Task instructions >>
Pull out every line below containing the word "Orders".

Supplied entries >>
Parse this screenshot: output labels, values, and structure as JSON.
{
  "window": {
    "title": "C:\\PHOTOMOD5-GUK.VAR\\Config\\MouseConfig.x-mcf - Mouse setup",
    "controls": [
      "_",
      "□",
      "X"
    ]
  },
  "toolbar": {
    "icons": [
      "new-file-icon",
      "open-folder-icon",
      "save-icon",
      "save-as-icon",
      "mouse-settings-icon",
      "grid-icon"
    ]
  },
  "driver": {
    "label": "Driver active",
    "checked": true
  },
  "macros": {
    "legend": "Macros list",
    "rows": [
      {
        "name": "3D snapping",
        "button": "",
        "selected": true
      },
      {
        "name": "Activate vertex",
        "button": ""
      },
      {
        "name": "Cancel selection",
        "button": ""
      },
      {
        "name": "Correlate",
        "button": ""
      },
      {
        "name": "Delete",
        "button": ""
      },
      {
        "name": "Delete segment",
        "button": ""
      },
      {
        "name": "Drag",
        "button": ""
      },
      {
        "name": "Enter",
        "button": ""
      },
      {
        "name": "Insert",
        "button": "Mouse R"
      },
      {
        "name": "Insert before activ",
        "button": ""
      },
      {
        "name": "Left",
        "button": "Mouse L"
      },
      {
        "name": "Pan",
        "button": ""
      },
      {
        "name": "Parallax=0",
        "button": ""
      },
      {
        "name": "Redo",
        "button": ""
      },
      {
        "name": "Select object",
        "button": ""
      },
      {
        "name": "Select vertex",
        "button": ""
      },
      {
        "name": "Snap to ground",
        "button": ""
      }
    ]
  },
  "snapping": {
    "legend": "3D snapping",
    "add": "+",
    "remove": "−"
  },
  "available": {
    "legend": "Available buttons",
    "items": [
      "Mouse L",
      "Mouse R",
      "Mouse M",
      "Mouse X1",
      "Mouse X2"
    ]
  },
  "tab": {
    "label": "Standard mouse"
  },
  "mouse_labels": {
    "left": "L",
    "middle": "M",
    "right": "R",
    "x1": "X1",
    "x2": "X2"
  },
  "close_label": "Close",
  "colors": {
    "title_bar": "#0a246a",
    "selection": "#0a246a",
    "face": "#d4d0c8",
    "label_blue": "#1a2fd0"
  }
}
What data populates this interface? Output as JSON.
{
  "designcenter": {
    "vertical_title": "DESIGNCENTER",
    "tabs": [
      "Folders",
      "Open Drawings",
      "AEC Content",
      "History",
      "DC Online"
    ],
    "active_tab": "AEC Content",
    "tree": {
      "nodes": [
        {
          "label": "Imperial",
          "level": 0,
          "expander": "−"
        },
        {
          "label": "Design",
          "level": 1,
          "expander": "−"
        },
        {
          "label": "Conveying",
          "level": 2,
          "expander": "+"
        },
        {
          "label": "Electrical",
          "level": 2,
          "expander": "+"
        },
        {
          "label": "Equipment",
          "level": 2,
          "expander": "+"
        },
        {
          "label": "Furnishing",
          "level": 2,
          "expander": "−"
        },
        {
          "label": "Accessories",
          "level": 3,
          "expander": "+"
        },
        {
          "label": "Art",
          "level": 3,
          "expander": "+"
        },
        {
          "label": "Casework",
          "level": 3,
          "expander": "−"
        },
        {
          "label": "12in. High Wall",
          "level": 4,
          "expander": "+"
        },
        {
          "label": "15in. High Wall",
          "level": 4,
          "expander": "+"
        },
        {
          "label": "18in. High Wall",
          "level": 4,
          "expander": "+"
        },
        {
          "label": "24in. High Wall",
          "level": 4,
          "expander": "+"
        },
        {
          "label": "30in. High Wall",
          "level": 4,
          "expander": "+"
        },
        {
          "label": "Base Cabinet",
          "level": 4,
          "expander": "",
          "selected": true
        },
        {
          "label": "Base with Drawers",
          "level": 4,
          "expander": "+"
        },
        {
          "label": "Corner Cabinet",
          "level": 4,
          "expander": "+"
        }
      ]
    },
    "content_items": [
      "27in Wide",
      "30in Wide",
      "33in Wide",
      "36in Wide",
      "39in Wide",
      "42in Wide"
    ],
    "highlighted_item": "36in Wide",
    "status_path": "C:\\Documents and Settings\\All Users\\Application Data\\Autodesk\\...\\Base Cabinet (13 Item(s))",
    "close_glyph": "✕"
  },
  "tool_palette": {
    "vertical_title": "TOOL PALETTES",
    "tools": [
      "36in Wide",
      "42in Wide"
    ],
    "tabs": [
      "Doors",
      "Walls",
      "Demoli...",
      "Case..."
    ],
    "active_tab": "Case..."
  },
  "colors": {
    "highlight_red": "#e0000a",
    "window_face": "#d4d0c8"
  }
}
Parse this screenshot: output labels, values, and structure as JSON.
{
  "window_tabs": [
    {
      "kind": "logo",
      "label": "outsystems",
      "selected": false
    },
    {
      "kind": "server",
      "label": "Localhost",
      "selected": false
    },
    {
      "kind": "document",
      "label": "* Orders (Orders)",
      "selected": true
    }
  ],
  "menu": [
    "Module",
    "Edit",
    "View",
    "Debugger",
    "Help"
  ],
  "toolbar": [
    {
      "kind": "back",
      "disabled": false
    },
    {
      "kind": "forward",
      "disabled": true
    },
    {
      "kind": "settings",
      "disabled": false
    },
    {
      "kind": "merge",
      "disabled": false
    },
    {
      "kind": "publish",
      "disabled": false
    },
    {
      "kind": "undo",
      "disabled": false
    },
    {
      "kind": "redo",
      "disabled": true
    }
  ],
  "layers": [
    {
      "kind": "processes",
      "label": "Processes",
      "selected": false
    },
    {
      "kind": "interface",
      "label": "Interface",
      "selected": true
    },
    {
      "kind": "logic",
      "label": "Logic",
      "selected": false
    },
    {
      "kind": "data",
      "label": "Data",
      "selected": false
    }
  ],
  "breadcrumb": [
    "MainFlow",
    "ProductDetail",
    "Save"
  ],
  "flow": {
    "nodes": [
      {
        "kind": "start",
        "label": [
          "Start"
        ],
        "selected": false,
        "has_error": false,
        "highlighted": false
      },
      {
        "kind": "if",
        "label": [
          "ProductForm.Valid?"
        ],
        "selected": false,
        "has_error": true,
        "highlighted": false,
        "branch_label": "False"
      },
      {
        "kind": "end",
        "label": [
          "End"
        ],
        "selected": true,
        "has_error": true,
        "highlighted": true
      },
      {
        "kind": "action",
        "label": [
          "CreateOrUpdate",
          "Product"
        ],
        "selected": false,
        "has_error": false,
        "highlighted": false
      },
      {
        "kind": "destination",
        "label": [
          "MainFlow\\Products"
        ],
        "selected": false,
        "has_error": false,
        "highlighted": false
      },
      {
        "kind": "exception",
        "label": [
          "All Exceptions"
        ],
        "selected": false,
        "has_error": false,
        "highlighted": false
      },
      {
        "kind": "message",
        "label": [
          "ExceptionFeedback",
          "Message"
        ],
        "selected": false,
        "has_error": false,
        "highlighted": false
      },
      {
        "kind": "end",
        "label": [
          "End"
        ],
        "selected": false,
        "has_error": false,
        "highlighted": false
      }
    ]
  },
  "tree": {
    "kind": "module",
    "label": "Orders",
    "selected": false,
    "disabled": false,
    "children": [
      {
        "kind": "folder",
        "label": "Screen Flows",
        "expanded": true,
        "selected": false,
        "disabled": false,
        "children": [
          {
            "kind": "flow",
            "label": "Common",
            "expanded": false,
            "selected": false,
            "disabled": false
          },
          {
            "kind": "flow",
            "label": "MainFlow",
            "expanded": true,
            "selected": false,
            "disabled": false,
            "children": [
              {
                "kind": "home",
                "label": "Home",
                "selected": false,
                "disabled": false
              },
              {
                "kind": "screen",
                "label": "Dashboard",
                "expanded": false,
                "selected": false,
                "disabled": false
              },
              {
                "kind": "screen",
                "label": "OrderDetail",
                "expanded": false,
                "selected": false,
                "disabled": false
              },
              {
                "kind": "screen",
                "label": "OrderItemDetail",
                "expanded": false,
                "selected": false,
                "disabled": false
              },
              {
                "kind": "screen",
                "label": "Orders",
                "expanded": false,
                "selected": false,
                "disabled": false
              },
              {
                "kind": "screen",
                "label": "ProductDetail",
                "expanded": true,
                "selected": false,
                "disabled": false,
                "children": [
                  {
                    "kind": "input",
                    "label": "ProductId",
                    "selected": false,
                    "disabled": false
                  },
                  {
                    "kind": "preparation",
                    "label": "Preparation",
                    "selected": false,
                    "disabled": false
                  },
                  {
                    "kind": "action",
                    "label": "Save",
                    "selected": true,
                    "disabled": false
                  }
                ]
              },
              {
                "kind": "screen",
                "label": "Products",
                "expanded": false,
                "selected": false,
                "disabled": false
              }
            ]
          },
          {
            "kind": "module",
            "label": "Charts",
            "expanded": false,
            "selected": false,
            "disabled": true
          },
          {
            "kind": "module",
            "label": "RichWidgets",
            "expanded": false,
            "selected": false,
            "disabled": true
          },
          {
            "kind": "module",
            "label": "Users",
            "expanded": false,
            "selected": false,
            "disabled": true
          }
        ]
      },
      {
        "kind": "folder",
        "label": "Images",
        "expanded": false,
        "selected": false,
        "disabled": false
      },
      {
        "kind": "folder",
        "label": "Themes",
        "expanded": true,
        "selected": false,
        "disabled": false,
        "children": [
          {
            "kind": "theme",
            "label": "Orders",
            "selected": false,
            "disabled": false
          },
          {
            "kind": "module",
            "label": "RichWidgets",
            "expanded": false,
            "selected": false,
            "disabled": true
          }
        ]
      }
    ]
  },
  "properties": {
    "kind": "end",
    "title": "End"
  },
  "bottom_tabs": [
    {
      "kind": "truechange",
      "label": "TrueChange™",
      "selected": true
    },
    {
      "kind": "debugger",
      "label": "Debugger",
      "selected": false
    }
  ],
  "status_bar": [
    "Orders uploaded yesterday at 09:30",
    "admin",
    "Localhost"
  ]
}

Final result >>
      "label": "* Orders (Orders)",
    "label": "Orders",
                "label": "Orders",
            "label": "Orders",
    "Orders uploaded yesterday at 09:30",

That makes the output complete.